BEGIN DATASET ENTRIES

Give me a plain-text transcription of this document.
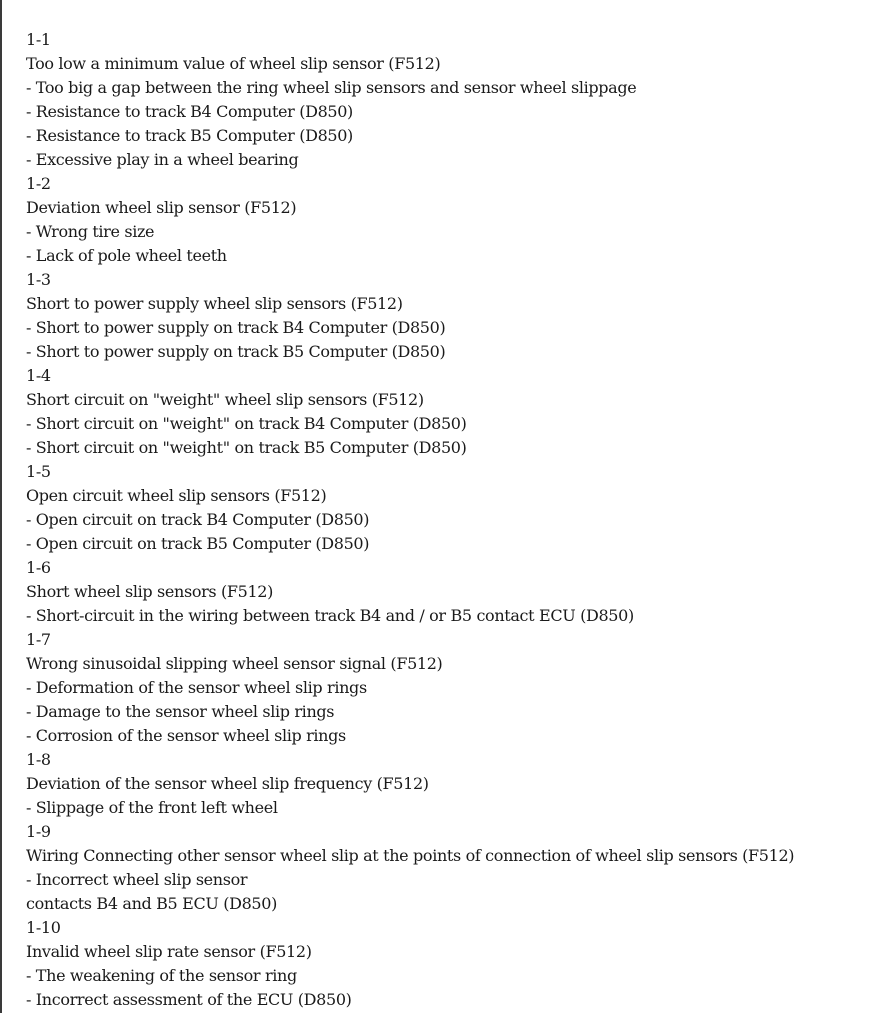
1-1
Too low a minimum value of wheel slip sensor (F512)
- Too big a gap between the ring wheel slip sensors and sensor wheel slippage
- Resistance to track B4 Computer (D850)
- Resistance to track B5 Computer (D850)
- Excessive play in a wheel bearing
1-2
Deviation wheel slip sensor (F512)
- Wrong tire size
- Lack of pole wheel teeth
1-3
Short to power supply wheel slip sensors (F512)
- Short to power supply on track B4 Computer (D850)
- Short to power supply on track B5 Computer (D850)
1-4
Short circuit on "weight" wheel slip sensors (F512)
- Short circuit on "weight" on track B4 Computer (D850)
- Short circuit on "weight" on track B5 Computer (D850)
1-5
Open circuit wheel slip sensors (F512)
- Open circuit on track B4 Computer (D850)
- Open circuit on track B5 Computer (D850)
1-6
Short wheel slip sensors (F512)
- Short-circuit in the wiring between track B4 and / or B5 contact ECU (D850)
1-7
Wrong sinusoidal slipping wheel sensor signal (F512)
- Deformation of the sensor wheel slip rings
- Damage to the sensor wheel slip rings
- Corrosion of the sensor wheel slip rings
1-8
Deviation of the sensor wheel slip frequency (F512)
- Slippage of the front left wheel
1-9
Wiring Connecting other sensor wheel slip at the points of connection of wheel slip sensors (F512)
- Incorrect wheel slip sensor
contacts B4 and B5 ECU (D850)
1-10
Invalid wheel slip rate sensor (F512)
- The weakening of the sensor ring
- Incorrect assessment of the ECU (D850)
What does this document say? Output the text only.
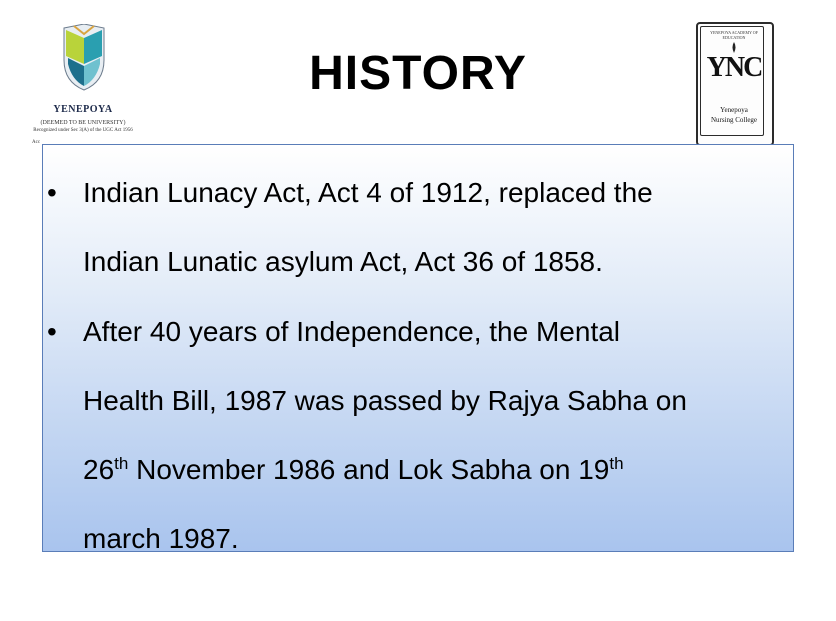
YENEPOYA
(DEEMED TO BE UNIVERSITY)
Recognized under Sec 3(A) of the UGC Act 1956
Acc
HISTORY
YENEPOYA ACADEMY OF EDUCATION
YNC
Yenepoya
Nursing College
• Indian Lunacy Act, Act 4 of 1912, replaced the
Indian Lunatic asylum Act, Act 36 of 1858.
• After 40 years of Independence, the Mental
Health Bill, 1987 was passed by Rajya Sabha on
26th November 1986 and Lok Sabha on 19th
march 1987.
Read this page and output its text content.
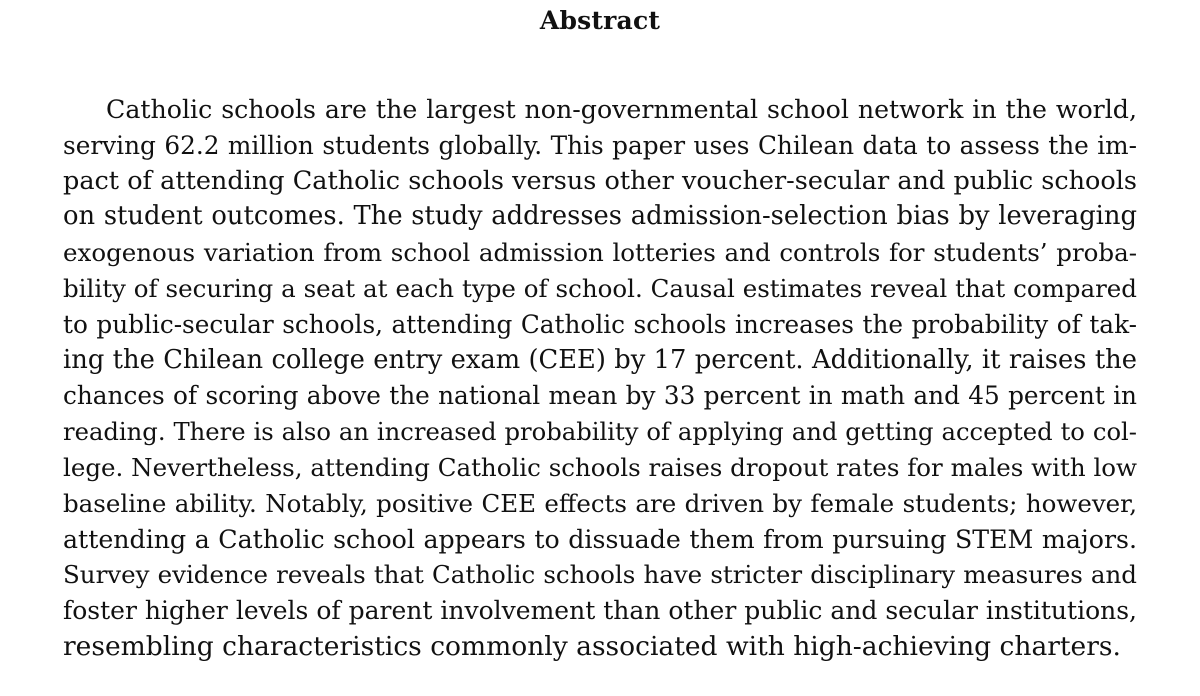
Abstract
Catholic schools are the largest non-governmental school network in the world,
serving 62.2 million students globally. This paper uses Chilean data to assess the im-
pact of attending Catholic schools versus other voucher-secular and public schools
on student outcomes. The study addresses admission-selection bias by leveraging
exogenous variation from school admission lotteries and controls for students’ proba-
bility of securing a seat at each type of school. Causal estimates reveal that compared
to public-secular schools, attending Catholic schools increases the probability of tak-
ing the Chilean college entry exam (CEE) by 17 percent. Additionally, it raises the
chances of scoring above the national mean by 33 percent in math and 45 percent in
reading. There is also an increased probability of applying and getting accepted to col-
lege. Nevertheless, attending Catholic schools raises dropout rates for males with low
baseline ability. Notably, positive CEE effects are driven by female students; however,
attending a Catholic school appears to dissuade them from pursuing STEM majors.
Survey evidence reveals that Catholic schools have stricter disciplinary measures and
foster higher levels of parent involvement than other public and secular institutions,
resembling characteristics commonly associated with high-achieving charters.
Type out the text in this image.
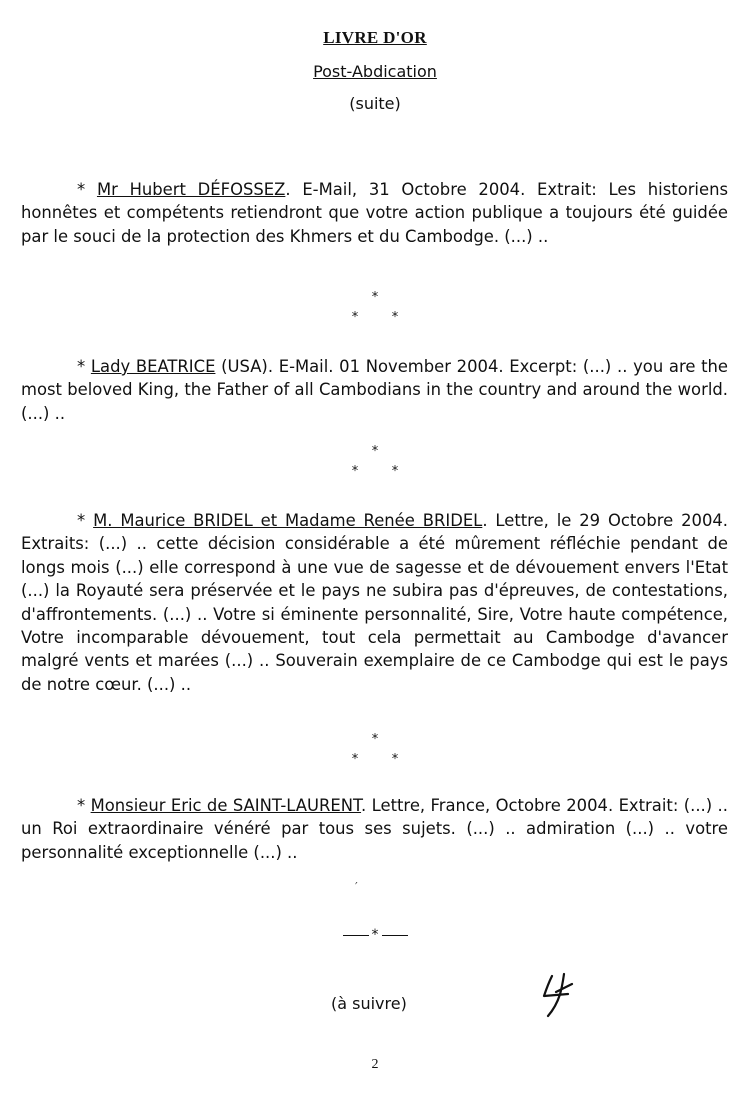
LIVRE D'OR
Post-Abdication
(suite)

* Mr Hubert DÉFOSSEZ. E-Mail, 31 Octobre 2004. Extrait: Les historiens honnêtes et compétents retiendront que votre action publique a toujours été guidée par le souci de la protection des Khmers et du Cambodge. (...) ..

*
*	*

* Lady BEATRICE (USA). E-Mail. 01 November 2004. Excerpt: (...) .. you are the most beloved King, the Father of all Cambodians in the country and around the world. (...) ..

*
*	*

* M. Maurice BRIDEL et Madame Renée BRIDEL. Lettre, le 29 Octobre 2004. Extraits: (...) .. cette décision considérable a été mûrement réfléchie pendant de longs mois (...) elle correspond à une vue de sagesse et de dévouement envers l'Etat (...) la Royauté sera préservée et le pays ne subira pas d'épreuves, de contestations, d'affrontements. (...) .. Votre si éminente personnalité, Sire, Votre haute compétence, Votre incomparable dévouement, tout cela permettait au Cambodge d'avancer malgré vents et marées (...) .. Souverain exemplaire de ce Cambodge qui est le pays de notre cœur. (...) ..

*
*	*

* Monsieur Eric de SAINT-LAURENT. Lettre, France, Octobre 2004. Extrait: (...) .. un Roi extraordinaire vénéré par tous ses sujets. (...) .. admiration (...) .. votre personnalité exceptionnelle (...) ..

′
*
(à suivre)
2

END DATASET ENTRIES

*INSTRUCTIONS TO FOLLOW:* Produce an exact reproduction of the lines from the line containing "Type out the text in this image." through the last line of the records. Any picture is left out.

*OUTPUT OF THE TASK:*
Type out the text in this image.
LIVRE D'OR
Post-Abdication
(suite)

* Mr Hubert DÉFOSSEZ. E-Mail, 31 Octobre 2004. Extrait: Les historiens honnêtes et compétents retiendront que votre action publique a toujours été guidée par le souci de la protection des Khmers et du Cambodge. (...) ..

*
*	*

* Lady BEATRICE (USA). E-Mail. 01 November 2004. Excerpt: (...) .. you are the most beloved King, the Father of all Cambodians in the country and around the world. (...) ..

*
*	*

* M. Maurice BRIDEL et Madame Renée BRIDEL. Lettre, le 29 Octobre 2004. Extraits: (...) .. cette décision considérable a été mûrement réfléchie pendant de longs mois (...) elle correspond à une vue de sagesse et de dévouement envers l'Etat (...) la Royauté sera préservée et le pays ne subira pas d'épreuves, de contestations, d'affrontements. (...) .. Votre si éminente personnalité, Sire, Votre haute compétence, Votre incomparable dévouement, tout cela permettait au Cambodge d'avancer malgré vents et marées (...) .. Souverain exemplaire de ce Cambodge qui est le pays de notre cœur. (...) ..

*
*	*

* Monsieur Eric de SAINT-LAURENT. Lettre, France, Octobre 2004. Extrait: (...) .. un Roi extraordinaire vénéré par tous ses sujets. (...) .. admiration (...) .. votre personnalité exceptionnelle (...) ..

′
*
(à suivre)
2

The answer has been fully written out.